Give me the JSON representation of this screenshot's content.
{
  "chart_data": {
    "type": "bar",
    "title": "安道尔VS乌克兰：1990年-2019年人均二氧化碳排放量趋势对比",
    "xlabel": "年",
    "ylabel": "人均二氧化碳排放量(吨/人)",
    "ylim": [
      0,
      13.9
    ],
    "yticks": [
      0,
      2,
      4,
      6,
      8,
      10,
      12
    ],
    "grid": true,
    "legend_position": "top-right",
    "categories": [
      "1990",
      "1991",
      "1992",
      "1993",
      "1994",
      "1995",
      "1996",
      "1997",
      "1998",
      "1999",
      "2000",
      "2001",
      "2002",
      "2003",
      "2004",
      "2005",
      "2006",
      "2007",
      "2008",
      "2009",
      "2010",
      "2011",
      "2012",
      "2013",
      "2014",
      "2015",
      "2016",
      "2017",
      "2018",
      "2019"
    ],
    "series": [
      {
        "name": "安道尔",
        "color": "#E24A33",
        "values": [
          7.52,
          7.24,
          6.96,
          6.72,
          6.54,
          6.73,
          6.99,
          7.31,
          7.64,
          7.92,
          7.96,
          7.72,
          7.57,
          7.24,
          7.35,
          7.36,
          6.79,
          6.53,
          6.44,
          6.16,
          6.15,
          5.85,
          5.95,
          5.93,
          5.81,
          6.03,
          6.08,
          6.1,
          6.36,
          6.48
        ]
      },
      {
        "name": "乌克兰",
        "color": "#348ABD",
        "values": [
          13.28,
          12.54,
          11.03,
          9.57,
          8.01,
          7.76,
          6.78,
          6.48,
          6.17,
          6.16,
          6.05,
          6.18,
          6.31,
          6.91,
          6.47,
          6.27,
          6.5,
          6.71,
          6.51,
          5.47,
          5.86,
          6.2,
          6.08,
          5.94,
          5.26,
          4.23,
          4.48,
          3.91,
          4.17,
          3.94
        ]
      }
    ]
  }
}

────────────────────

All entries must be repeated verbatim.

Give me the JSON representation of this screenshot's content.
{
  "chart_data": {
    "type": "bar",
    "title": "安道尔VS乌克兰：1990年-2019年人均二氧化碳排放量趋势对比",
    "xlabel": "年",
    "ylabel": "人均二氧化碳排放量(吨/人)",
    "ylim": [
      0,
      13.9
    ],
    "yticks": [
      0,
      2,
      4,
      6,
      8,
      10,
      12
    ],
    "grid": true,
    "legend_position": "top-right",
    "categories": [
      "1990",
      "1991",
      "1992",
      "1993",
      "1994",
      "1995",
      "1996",
      "1997",
      "1998",
      "1999",
      "2000",
      "2001",
      "2002",
      "2003",
      "2004",
      "2005",
      "2006",
      "2007",
      "2008",
      "2009",
      "2010",
      "2011",
      "2012",
      "2013",
      "2014",
      "2015",
      "2016",
      "2017",
      "2018",
      "2019"
    ],
    "series": [
      {
        "name": "安道尔",
        "color": "#E24A33",
        "values": [
          7.52,
          7.24,
          6.96,
          6.72,
          6.54,
          6.73,
          6.99,
          7.31,
          7.64,
          7.92,
          7.96,
          7.72,
          7.57,
          7.24,
          7.35,
          7.36,
          6.79,
          6.53,
          6.44,
          6.16,
          6.15,
          5.85,
          5.95,
          5.93,
          5.81,
          6.03,
          6.08,
          6.1,
          6.36,
          6.48
        ]
      },
      {
        "name": "乌克兰",
        "color": "#348ABD",
        "values": [
          13.28,
          12.54,
          11.03,
          9.57,
          8.01,
          7.76,
          6.78,
          6.48,
          6.17,
          6.16,
          6.05,
          6.18,
          6.31,
          6.91,
          6.47,
          6.27,
          6.5,
          6.71,
          6.51,
          5.47,
          5.86,
          6.2,
          6.08,
          5.94,
          5.26,
          4.23,
          4.48,
          3.91,
          4.17,
          3.94
        ]
      }
    ]
  }
}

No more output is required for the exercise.